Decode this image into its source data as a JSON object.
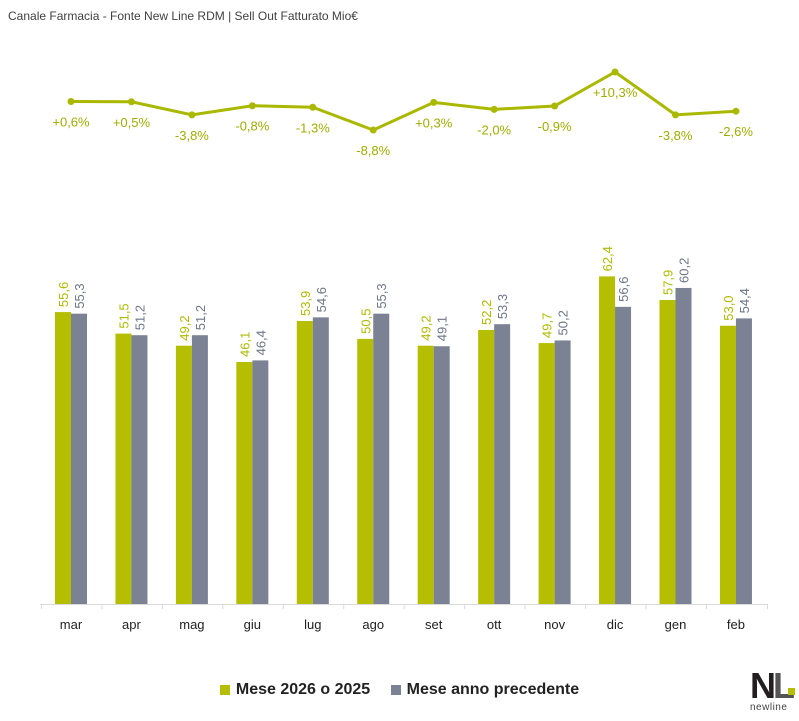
{
  "chart_data": {
    "type": "bar+line",
    "title": "Canale Farmacia - Fonte New Line RDM | Sell Out Fatturato Mio€",
    "categories": [
      "mar",
      "apr",
      "mag",
      "giu",
      "lug",
      "ago",
      "set",
      "ott",
      "nov",
      "dic",
      "gen",
      "feb"
    ],
    "series": [
      {
        "name": "Mese 2026 o 2025",
        "color": "#b5be00",
        "values": [
          55.6,
          51.5,
          49.2,
          46.1,
          53.9,
          50.5,
          49.2,
          52.2,
          49.7,
          62.4,
          57.9,
          53.0
        ],
        "labels": [
          "55,6",
          "51,5",
          "49,2",
          "46,1",
          "53,9",
          "50,5",
          "49,2",
          "52,2",
          "49,7",
          "62,4",
          "57,9",
          "53,0"
        ]
      },
      {
        "name": "Mese anno precedente",
        "color": "#7a8294",
        "values": [
          55.3,
          51.2,
          51.2,
          46.4,
          54.6,
          55.3,
          49.1,
          53.3,
          50.2,
          56.6,
          60.2,
          54.4
        ],
        "labels": [
          "55,3",
          "51,2",
          "51,2",
          "46,4",
          "54,6",
          "55,3",
          "49,1",
          "53,3",
          "50,2",
          "56,6",
          "60,2",
          "54,4"
        ]
      }
    ],
    "growth_line": {
      "color": "#aab800",
      "values": [
        0.6,
        0.5,
        -3.8,
        -0.8,
        -1.3,
        -8.8,
        0.3,
        -2.0,
        -0.9,
        10.3,
        -3.8,
        -2.6
      ],
      "labels": [
        "+0,6%",
        "+0,5%",
        "-3,8%",
        "-0,8%",
        "-1,3%",
        "-8,8%",
        "+0,3%",
        "-2,0%",
        "-0,9%",
        "+10,3%",
        "-3,8%",
        "-2,6%"
      ]
    },
    "legend_position": "bottom",
    "grid": false
  },
  "legend": {
    "items": [
      "Mese 2026 o 2025",
      "Mese anno precedente"
    ]
  },
  "logo": {
    "text": "NL",
    "word": "newline"
  }
}
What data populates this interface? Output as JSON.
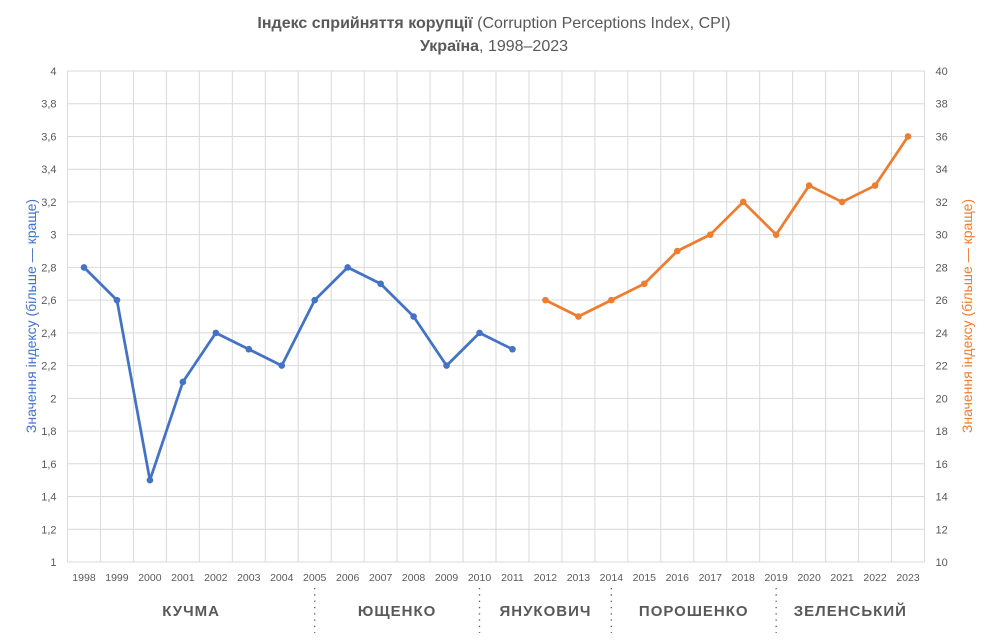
{
  "chart_data": {
    "type": "line",
    "title_bold": "Індекс сприйняття корупції",
    "title_rest": " (Corruption Perceptions Index, CPI)",
    "subtitle_bold": "Україна",
    "subtitle_rest": ",  1998–2023",
    "ylabel_left": "Значення індексу (більше — краще)",
    "ylabel_right": "Значення індексу (більше — краще)",
    "ylim_left": [
      1,
      4
    ],
    "ylim_right": [
      10,
      40
    ],
    "yticks_left": [
      "1",
      "1,2",
      "1,4",
      "1,6",
      "1,8",
      "2",
      "2,2",
      "2,4",
      "2,6",
      "2,8",
      "3",
      "3,2",
      "3,4",
      "3,6",
      "3,8",
      "4"
    ],
    "yticks_right": [
      "10",
      "12",
      "14",
      "16",
      "18",
      "20",
      "22",
      "24",
      "26",
      "28",
      "30",
      "32",
      "34",
      "36",
      "38",
      "40"
    ],
    "grid": true,
    "categories": [
      "1998",
      "1999",
      "2000",
      "2001",
      "2002",
      "2003",
      "2004",
      "2005",
      "2006",
      "2007",
      "2008",
      "2009",
      "2010",
      "2011",
      "2012",
      "2013",
      "2014",
      "2015",
      "2016",
      "2017",
      "2018",
      "2019",
      "2020",
      "2021",
      "2022",
      "2023"
    ],
    "series": [
      {
        "axis": "left",
        "color": "#4472C4",
        "x": [
          "1998",
          "1999",
          "2000",
          "2001",
          "2002",
          "2003",
          "2004",
          "2005",
          "2006",
          "2007",
          "2008",
          "2009",
          "2010",
          "2011"
        ],
        "values": [
          2.8,
          2.6,
          1.5,
          2.1,
          2.4,
          2.3,
          2.2,
          2.6,
          2.8,
          2.7,
          2.5,
          2.2,
          2.4,
          2.3
        ]
      },
      {
        "axis": "right",
        "color": "#ED7D31",
        "x": [
          "2012",
          "2013",
          "2014",
          "2015",
          "2016",
          "2017",
          "2018",
          "2019",
          "2020",
          "2021",
          "2022",
          "2023"
        ],
        "values": [
          26,
          25,
          26,
          27,
          29,
          30,
          32,
          30,
          33,
          32,
          33,
          36
        ]
      }
    ],
    "periods": [
      {
        "label": "КУЧМА",
        "from": "1998",
        "to": "2005"
      },
      {
        "label": "ЮЩЕНКО",
        "from": "2005",
        "to": "2010"
      },
      {
        "label": "ЯНУКОВИЧ",
        "from": "2010",
        "to": "2014"
      },
      {
        "label": "ПОРОШЕНКО",
        "from": "2014",
        "to": "2019"
      },
      {
        "label": "ЗЕЛЕНСЬКИЙ",
        "from": "2019",
        "to": "2023"
      }
    ]
  }
}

━━━━━━━━

• **Stated problem**
Every record above should be written out again without change, except that the pictures are left out.

• **Output for this exercise**
Decode this image into its source data as a JSON object.
{
  "chart_data": {
    "type": "bar+line",
    "title": "Canale Farmacia - Fonte New Line RDM | Sell Out Fatturato Mio€",
    "categories": [
      "mar",
      "apr",
      "mag",
      "giu",
      "lug",
      "ago",
      "set",
      "ott",
      "nov",
      "dic",
      "gen",
      "feb"
    ],
    "series": [
      {
        "name": "Mese 2026 o 2025",
        "color": "#b5be00",
        "values": [
          55.6,
          51.5,
          49.2,
          46.1,
          53.9,
          50.5,
          49.2,
          52.2,
          49.7,
          62.4,
          57.9,
          53.0
        ],
        "labels": [
          "55,6",
          "51,5",
          "49,2",
          "46,1",
          "53,9",
          "50,5",
          "49,2",
          "52,2",
          "49,7",
          "62,4",
          "57,9",
          "53,0"
        ]
      },
      {
        "name": "Mese anno precedente",
        "color": "#7a8294",
        "values": [
          55.3,
          51.2,
          51.2,
          46.4,
          54.6,
          55.3,
          49.1,
          53.3,
          50.2,
          56.6,
          60.2,
          54.4
        ],
        "labels": [
          "55,3",
          "51,2",
          "51,2",
          "46,4",
          "54,6",
          "55,3",
          "49,1",
          "53,3",
          "50,2",
          "56,6",
          "60,2",
          "54,4"
        ]
      }
    ],
    "growth_line": {
      "color": "#aab800",
      "values": [
        0.6,
        0.5,
        -3.8,
        -0.8,
        -1.3,
        -8.8,
        0.3,
        -2.0,
        -0.9,
        10.3,
        -3.8,
        -2.6
      ],
      "labels": [
        "+0,6%",
        "+0,5%",
        "-3,8%",
        "-0,8%",
        "-1,3%",
        "-8,8%",
        "+0,3%",
        "-2,0%",
        "-0,9%",
        "+10,3%",
        "-3,8%",
        "-2,6%"
      ]
    },
    "legend_position": "bottom",
    "grid": false
  },
  "legend": {
    "items": [
      "Mese 2026 o 2025",
      "Mese anno precedente"
    ]
  },
  "logo": {
    "text": "NL",
    "word": "newline"
  }
}
What data populates this interface? Output as JSON.
{
  "chart_data": {
    "type": "line",
    "title_bold": "Індекс сприйняття корупції",
    "title_rest": " (Corruption Perceptions Index, CPI)",
    "subtitle_bold": "Україна",
    "subtitle_rest": ",  1998–2023",
    "ylabel_left": "Значення індексу (більше — краще)",
    "ylabel_right": "Значення індексу (більше — краще)",
    "ylim_left": [
      1,
      4
    ],
    "ylim_right": [
      10,
      40
    ],
    "yticks_left": [
      "1",
      "1,2",
      "1,4",
      "1,6",
      "1,8",
      "2",
      "2,2",
      "2,4",
      "2,6",
      "2,8",
      "3",
      "3,2",
      "3,4",
      "3,6",
      "3,8",
      "4"
    ],
    "yticks_right": [
      "10",
      "12",
      "14",
      "16",
      "18",
      "20",
      "22",
      "24",
      "26",
      "28",
      "30",
      "32",
      "34",
      "36",
      "38",
      "40"
    ],
    "grid": true,
    "categories": [
      "1998",
      "1999",
      "2000",
      "2001",
      "2002",
      "2003",
      "2004",
      "2005",
      "2006",
      "2007",
      "2008",
      "2009",
      "2010",
      "2011",
      "2012",
      "2013",
      "2014",
      "2015",
      "2016",
      "2017",
      "2018",
      "2019",
      "2020",
      "2021",
      "2022",
      "2023"
    ],
    "series": [
      {
        "axis": "left",
        "color": "#4472C4",
        "x": [
          "1998",
          "1999",
          "2000",
          "2001",
          "2002",
          "2003",
          "2004",
          "2005",
          "2006",
          "2007",
          "2008",
          "2009",
          "2010",
          "2011"
        ],
        "values": [
          2.8,
          2.6,
          1.5,
          2.1,
          2.4,
          2.3,
          2.2,
          2.6,
          2.8,
          2.7,
          2.5,
          2.2,
          2.4,
          2.3
        ]
      },
      {
        "axis": "right",
        "color": "#ED7D31",
        "x": [
          "2012",
          "2013",
          "2014",
          "2015",
          "2016",
          "2017",
          "2018",
          "2019",
          "2020",
          "2021",
          "2022",
          "2023"
        ],
        "values": [
          26,
          25,
          26,
          27,
          29,
          30,
          32,
          30,
          33,
          32,
          33,
          36
        ]
      }
    ],
    "periods": [
      {
        "label": "КУЧМА",
        "from": "1998",
        "to": "2005"
      },
      {
        "label": "ЮЩЕНКО",
        "from": "2005",
        "to": "2010"
      },
      {
        "label": "ЯНУКОВИЧ",
        "from": "2010",
        "to": "2014"
      },
      {
        "label": "ПОРОШЕНКО",
        "from": "2014",
        "to": "2019"
      },
      {
        "label": "ЗЕЛЕНСЬКИЙ",
        "from": "2019",
        "to": "2023"
      }
    ]
  }
}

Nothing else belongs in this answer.